**Extrait du texte**
------------------------------------------------
Marine pastel

Publié le 09 avril 2009 par Vance @Great_Wenceslas

Marine Pastel

Titre original : Gake no ue no Ponyo

Un film d’animation écrit et réalisé par Hayao Miyazaki (2008).

 

Résumé : Sosuke est un garçon de 5 ans très éveillé qui vit dans une jolie maison sur la falaise. Sa mère, Lisa, est une jeune femme qui se coupe en quatre pour élever son fils et travailler à la maison de retraite, tandis que son père qu’il adore est marin sur un grand bateau de pêche, et rentre rarement à la maison. Un matin, Sosuke découvre un curieux poisson rouge à tête humaine, qu’il baptise Ponyo. Ce poisson, capable de parler, s’est échappé de son foyer, un havre sous-marin tenu par Fujimoto, curieux sorcier qui fut autrefois humain et qui désire à présent récupérer son enfant. Mais Ponyo s’est éprise du monde des humains, et surtout de Sosuke pour lequel elle est prête à braver les océans et les interdits…

Seule une nouvelle production des studios Pixar peut provoquer chez moi ce même frémissement d’aise, cet émerveillement anticipé dans l’attente de voir ce qui nous sera dévoilé à l’écran : chaque fois que ce maître de l’animation qu’est Miyazaki achève un projet, je sais que le spectacle sera total, que le merveilleux s’instillera dans les mouvances imaginaires des pays de l’enfance, imprégnant chaque seconde du métrage de cette magie renouvelée et de cette poésie sensible et touchante. Chihiro m’avait enchanté, le Château ambulant ébloui, le Château dans le ciel ému et Mononoké transporté alors que Totoro et Nausicaa s’inscrivaient définitivement au panthéon des films dont on ne se lasse jamais.
------------------------------------------------
**Données enregistrées**
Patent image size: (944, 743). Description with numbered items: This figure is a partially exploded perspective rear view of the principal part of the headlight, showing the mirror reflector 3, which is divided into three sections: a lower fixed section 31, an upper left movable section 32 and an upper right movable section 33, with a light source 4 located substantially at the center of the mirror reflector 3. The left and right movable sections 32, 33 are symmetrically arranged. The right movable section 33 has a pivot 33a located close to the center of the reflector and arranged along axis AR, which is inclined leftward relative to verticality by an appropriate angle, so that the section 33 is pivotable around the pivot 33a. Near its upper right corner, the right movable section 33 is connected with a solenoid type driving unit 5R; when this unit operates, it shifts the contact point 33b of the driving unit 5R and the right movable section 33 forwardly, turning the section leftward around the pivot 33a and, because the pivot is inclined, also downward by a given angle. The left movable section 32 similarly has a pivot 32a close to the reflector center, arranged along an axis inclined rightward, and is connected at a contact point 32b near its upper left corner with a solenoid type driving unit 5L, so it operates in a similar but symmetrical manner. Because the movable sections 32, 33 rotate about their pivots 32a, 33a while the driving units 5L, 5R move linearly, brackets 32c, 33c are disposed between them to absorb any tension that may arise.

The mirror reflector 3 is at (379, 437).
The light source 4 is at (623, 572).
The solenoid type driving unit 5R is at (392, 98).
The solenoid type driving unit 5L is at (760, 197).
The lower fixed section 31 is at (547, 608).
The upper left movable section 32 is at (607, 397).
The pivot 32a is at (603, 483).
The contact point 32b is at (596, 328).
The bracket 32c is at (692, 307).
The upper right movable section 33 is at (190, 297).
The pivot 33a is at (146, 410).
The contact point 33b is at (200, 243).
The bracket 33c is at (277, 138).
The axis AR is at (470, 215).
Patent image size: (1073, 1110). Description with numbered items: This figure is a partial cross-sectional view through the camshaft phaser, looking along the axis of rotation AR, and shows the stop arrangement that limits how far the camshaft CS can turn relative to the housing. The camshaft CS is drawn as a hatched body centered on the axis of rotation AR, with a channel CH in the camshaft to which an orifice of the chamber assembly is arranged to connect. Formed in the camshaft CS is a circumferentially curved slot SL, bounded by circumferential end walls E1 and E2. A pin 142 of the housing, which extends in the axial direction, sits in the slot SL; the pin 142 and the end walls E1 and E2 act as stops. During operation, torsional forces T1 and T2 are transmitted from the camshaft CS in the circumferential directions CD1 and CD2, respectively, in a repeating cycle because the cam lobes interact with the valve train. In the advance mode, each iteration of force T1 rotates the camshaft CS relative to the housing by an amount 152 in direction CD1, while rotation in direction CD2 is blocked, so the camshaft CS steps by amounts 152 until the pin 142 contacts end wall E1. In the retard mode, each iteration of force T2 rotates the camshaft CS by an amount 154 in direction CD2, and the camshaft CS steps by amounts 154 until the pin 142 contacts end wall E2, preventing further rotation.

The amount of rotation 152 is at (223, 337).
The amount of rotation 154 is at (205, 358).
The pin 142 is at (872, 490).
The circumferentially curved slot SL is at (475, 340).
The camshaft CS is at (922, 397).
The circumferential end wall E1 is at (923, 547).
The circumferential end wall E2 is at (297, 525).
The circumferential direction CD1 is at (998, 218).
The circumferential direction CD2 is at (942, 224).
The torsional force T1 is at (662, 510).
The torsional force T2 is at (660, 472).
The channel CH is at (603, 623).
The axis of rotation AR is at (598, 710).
------------------------------------------------
Dans le texte sur le film Ponyo, reprenez tout ce qui va de "Publié le 09" jusqu'à "Hayao Miyazaki (2008).", en substituant "mis en scène" à "réalisé".

**Réponse**
Publié le 09 avril 2009 par Vance @Great_Wenceslas

Marine Pastel

Titre original : Gake no ue no Ponyo

Un film d’animation écrit et mis en scène par Hayao Miyazaki (2008).